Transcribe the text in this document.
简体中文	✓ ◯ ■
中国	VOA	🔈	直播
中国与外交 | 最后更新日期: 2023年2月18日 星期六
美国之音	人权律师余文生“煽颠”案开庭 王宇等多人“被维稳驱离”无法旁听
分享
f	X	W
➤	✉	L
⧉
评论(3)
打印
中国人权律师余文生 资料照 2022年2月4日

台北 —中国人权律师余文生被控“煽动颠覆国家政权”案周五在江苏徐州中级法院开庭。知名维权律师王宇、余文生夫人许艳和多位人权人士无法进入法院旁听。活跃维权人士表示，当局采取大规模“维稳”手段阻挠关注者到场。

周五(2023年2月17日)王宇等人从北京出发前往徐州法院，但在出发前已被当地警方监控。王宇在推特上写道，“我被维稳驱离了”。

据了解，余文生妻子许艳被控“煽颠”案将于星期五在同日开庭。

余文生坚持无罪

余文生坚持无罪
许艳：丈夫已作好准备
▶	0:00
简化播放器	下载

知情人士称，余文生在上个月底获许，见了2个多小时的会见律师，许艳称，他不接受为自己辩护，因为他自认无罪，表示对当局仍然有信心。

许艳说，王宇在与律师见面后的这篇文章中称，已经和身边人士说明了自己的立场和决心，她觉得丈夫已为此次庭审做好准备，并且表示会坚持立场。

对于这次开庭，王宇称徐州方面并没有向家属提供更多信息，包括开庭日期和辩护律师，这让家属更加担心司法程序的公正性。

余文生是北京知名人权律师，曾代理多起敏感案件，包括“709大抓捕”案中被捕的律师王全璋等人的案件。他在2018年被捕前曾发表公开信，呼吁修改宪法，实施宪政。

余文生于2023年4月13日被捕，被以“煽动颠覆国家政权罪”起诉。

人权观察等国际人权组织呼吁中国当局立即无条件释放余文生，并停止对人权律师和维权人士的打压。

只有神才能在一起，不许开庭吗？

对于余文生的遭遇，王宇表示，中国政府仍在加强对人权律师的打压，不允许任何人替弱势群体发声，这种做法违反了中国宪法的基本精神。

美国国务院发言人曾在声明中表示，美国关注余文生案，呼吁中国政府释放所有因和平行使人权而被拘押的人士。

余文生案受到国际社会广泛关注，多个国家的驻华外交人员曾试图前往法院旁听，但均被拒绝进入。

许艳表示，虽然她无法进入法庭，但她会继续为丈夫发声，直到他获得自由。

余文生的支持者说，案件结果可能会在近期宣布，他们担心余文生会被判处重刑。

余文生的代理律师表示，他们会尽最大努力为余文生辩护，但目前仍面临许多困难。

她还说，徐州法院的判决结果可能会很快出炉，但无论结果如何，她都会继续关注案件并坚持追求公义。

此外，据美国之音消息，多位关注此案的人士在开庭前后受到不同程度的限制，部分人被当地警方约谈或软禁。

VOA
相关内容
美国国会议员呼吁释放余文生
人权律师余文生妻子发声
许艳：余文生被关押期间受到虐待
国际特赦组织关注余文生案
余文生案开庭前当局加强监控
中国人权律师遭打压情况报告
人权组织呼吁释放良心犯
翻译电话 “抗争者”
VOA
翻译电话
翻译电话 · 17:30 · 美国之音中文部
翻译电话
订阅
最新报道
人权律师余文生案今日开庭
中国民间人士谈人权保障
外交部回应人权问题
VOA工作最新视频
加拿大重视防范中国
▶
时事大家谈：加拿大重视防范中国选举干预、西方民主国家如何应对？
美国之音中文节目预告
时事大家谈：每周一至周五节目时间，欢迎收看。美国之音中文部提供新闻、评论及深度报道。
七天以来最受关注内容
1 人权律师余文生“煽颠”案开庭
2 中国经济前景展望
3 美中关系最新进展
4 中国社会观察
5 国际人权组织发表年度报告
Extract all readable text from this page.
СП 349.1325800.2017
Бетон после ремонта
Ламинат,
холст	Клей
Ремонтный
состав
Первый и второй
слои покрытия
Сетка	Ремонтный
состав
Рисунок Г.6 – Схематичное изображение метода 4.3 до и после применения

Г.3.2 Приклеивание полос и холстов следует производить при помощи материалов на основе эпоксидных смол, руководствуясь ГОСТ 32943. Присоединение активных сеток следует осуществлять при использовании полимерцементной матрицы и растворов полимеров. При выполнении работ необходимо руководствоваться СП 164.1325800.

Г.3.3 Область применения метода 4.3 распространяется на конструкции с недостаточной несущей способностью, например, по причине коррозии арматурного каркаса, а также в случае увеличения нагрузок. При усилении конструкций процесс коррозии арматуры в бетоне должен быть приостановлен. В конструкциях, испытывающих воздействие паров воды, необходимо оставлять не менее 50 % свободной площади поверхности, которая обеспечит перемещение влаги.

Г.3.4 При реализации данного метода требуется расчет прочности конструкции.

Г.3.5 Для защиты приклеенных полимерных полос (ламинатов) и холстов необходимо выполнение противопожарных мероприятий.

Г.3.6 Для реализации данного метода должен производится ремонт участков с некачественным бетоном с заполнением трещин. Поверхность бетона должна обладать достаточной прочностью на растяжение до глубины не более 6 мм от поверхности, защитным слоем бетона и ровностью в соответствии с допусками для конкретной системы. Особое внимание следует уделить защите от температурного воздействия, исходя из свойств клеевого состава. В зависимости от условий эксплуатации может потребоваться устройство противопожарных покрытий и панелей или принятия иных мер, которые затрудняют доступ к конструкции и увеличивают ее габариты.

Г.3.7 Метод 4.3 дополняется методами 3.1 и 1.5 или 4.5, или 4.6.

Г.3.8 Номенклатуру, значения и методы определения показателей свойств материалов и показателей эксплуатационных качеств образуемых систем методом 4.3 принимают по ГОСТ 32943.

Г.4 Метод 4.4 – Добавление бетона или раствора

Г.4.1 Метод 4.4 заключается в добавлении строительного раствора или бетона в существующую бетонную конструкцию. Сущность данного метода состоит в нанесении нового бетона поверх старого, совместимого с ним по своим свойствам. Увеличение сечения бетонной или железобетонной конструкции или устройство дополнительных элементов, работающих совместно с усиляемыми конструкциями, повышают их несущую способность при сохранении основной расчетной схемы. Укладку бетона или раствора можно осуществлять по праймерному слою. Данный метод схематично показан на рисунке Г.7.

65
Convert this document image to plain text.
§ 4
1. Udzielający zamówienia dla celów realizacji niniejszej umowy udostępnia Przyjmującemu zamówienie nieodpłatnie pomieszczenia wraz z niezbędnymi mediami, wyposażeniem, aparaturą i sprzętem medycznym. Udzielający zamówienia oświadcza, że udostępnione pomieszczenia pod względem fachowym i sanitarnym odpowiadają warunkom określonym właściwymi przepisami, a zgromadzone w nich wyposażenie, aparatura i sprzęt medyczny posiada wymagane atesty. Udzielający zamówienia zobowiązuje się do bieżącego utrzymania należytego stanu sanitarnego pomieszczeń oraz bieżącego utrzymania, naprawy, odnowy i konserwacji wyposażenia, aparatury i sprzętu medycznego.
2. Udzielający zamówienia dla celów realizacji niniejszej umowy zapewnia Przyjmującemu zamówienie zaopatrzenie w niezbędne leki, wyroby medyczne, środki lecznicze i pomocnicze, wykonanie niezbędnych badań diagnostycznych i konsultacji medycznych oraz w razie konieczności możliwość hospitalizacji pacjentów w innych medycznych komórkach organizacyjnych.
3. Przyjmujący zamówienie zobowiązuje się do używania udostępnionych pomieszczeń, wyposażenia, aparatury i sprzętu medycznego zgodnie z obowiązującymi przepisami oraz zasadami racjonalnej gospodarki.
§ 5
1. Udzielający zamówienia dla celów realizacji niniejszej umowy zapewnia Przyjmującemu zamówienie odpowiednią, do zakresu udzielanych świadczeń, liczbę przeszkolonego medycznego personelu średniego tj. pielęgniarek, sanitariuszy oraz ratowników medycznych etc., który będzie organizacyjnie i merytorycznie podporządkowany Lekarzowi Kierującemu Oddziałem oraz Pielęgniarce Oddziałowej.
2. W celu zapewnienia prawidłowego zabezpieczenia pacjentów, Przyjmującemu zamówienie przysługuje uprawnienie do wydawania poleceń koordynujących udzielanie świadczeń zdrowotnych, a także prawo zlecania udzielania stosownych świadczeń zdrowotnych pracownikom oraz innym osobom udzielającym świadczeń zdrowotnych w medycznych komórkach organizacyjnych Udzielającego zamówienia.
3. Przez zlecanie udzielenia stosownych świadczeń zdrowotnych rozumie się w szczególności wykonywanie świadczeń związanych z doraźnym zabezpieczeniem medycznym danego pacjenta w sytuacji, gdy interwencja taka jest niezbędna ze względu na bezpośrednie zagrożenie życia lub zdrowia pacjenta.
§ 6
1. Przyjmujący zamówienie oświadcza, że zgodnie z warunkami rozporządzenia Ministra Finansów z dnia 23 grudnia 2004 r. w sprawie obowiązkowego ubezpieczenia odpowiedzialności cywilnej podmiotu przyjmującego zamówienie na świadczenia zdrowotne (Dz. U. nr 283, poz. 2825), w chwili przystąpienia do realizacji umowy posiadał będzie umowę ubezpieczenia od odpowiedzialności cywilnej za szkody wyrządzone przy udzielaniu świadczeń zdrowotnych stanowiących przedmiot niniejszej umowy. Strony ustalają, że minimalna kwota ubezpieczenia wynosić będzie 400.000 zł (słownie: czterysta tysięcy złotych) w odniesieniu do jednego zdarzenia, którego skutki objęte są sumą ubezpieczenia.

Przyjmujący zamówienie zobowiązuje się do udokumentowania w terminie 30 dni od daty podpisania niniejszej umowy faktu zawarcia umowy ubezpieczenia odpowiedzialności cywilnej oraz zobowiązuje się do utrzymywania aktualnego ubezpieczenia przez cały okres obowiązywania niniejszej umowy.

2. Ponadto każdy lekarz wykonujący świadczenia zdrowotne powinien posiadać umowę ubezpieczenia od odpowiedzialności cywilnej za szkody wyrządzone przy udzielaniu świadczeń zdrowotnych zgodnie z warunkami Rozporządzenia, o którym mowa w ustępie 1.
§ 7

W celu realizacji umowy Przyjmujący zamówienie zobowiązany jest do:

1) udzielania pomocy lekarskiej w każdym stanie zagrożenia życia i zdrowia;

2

□ □ □ □

> TASK REQUIREMENTS
Among the lines above, determine how many hold the word "sprzętu"; report the figure alone.

> WRITTEN ANSWER
2